GIVEN REQUEST> Extract the records in full, leaving every picture out.

SUPPLIED RECORDS>
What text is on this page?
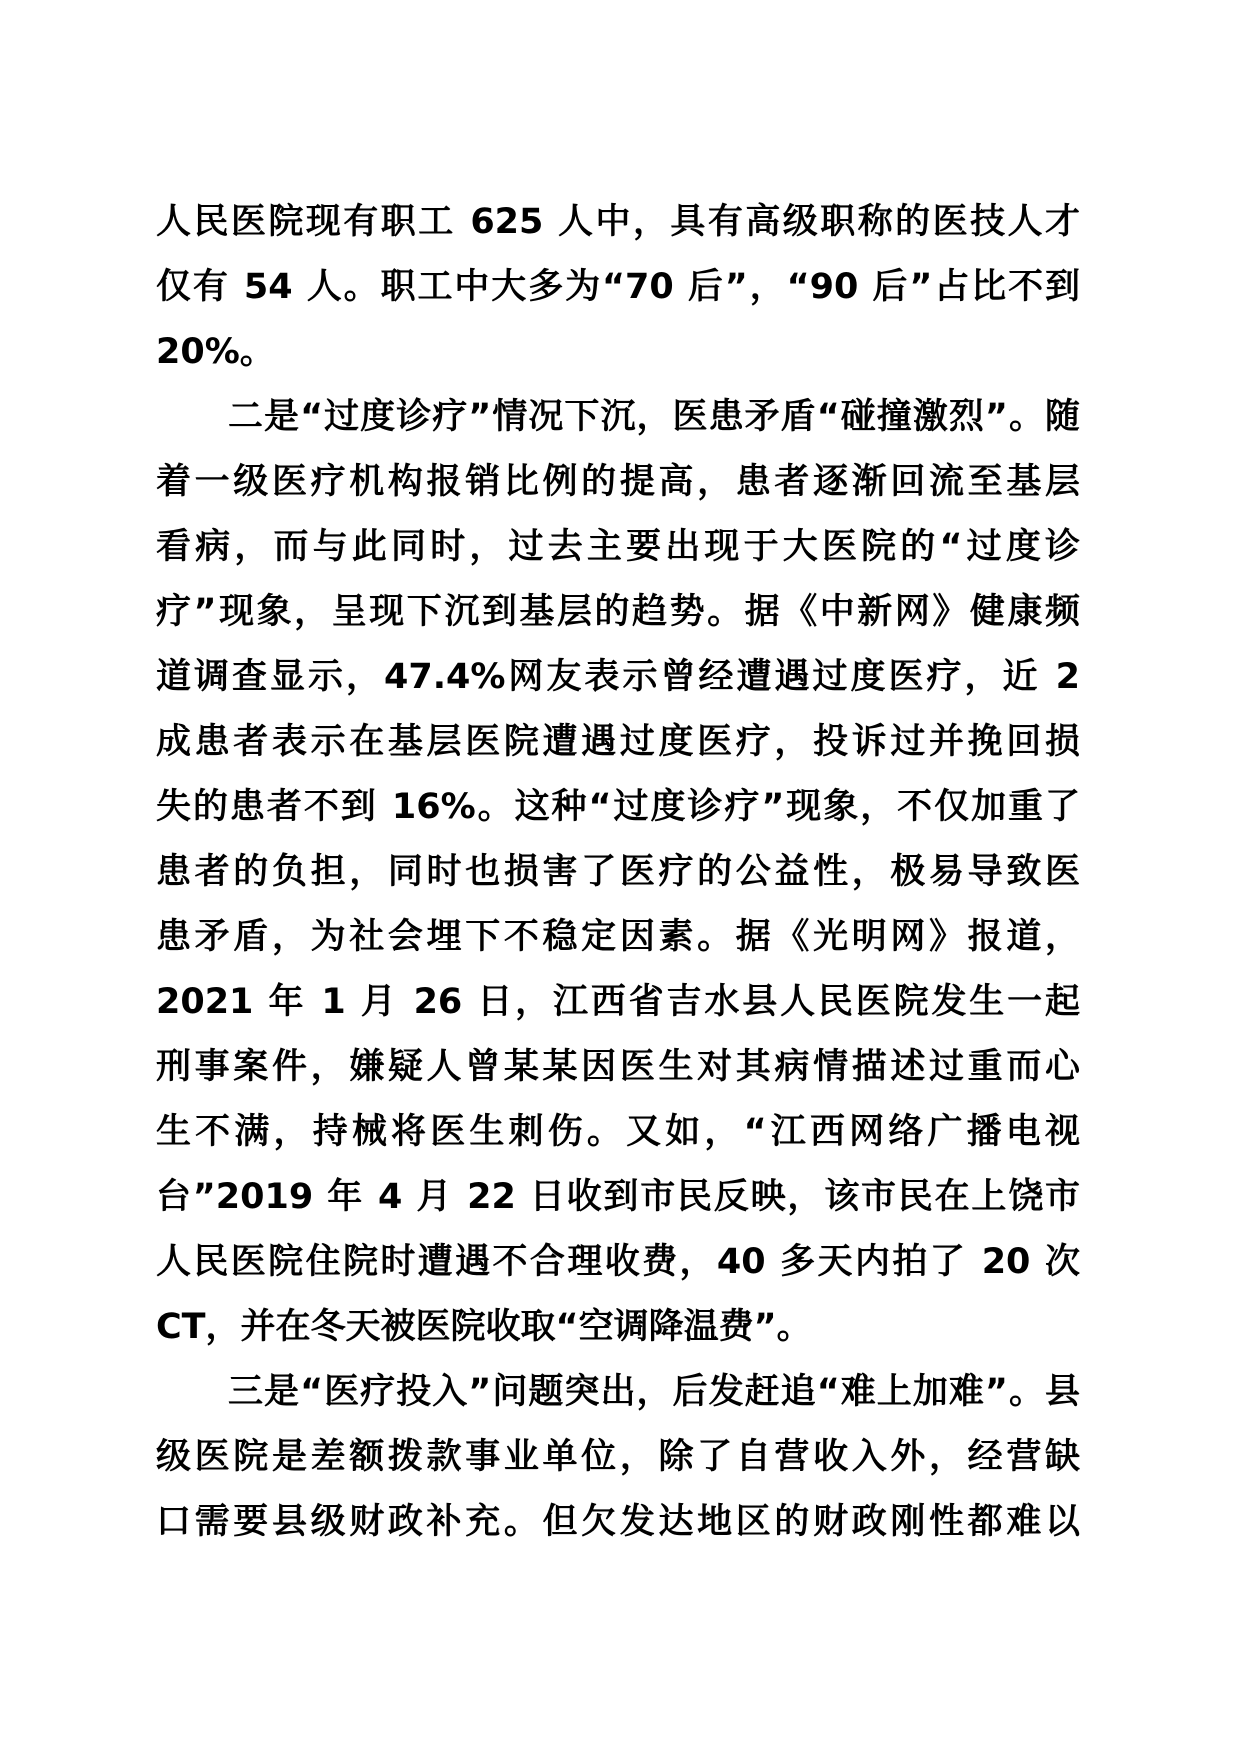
人民医院现有职工 625 人中，具有高级职称的医技人才
仅有 54 人。职工中大多为“70 后”，“90 后”占比不到
20%。
二是“过度诊疗”情况下沉，医患矛盾“碰撞激烈”。随
着一级医疗机构报销比例的提高，患者逐渐回流至基层
看病，而与此同时，过去主要出现于大医院的“过度诊
疗”现象，呈现下沉到基层的趋势。据《中新网》健康频
道调查显示，47.4%网友表示曾经遭遇过度医疗，近 2
成患者表示在基层医院遭遇过度医疗，投诉过并挽回损
失的患者不到 16%。这种“过度诊疗”现象，不仅加重了
患者的负担，同时也损害了医疗的公益性，极易导致医
患矛盾，为社会埋下不稳定因素。据《光明网》报道，
2021 年 1 月 26 日，江西省吉水县人民医院发生一起
刑事案件，嫌疑人曾某某因医生对其病情描述过重而心
生不满，持械将医生刺伤。又如，“江西网络广播电视
台”2019 年 4 月 22 日收到市民反映，该市民在上饶市
人民医院住院时遭遇不合理收费，40 多天内拍了 20 次
CT，并在冬天被医院收取“空调降温费”。
三是“医疗投入”问题突出，后发赶追“难上加难”。县
级医院是差额拨款事业单位，除了自营收入外，经营缺
口需要县级财政补充。但欠发达地区的财政刚性都难以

ANSWER TO THIS EXERCISE>
What text is on this page?
人民医院现有职工 625 人中，具有高级职称的医技人才
仅有 54 人。职工中大多为“70 后”，“90 后”占比不到
20%。
二是“过度诊疗”情况下沉，医患矛盾“碰撞激烈”。随
着一级医疗机构报销比例的提高，患者逐渐回流至基层
看病，而与此同时，过去主要出现于大医院的“过度诊
疗”现象，呈现下沉到基层的趋势。据《中新网》健康频
道调查显示，47.4%网友表示曾经遭遇过度医疗，近 2
成患者表示在基层医院遭遇过度医疗，投诉过并挽回损
失的患者不到 16%。这种“过度诊疗”现象，不仅加重了
患者的负担，同时也损害了医疗的公益性，极易导致医
患矛盾，为社会埋下不稳定因素。据《光明网》报道，
2021 年 1 月 26 日，江西省吉水县人民医院发生一起
刑事案件，嫌疑人曾某某因医生对其病情描述过重而心
生不满，持械将医生刺伤。又如，“江西网络广播电视
台”2019 年 4 月 22 日收到市民反映，该市民在上饶市
人民医院住院时遭遇不合理收费，40 多天内拍了 20 次
CT，并在冬天被医院收取“空调降温费”。
三是“医疗投入”问题突出，后发赶追“难上加难”。县
级医院是差额拨款事业单位，除了自营收入外，经营缺
口需要县级财政补充。但欠发达地区的财政刚性都难以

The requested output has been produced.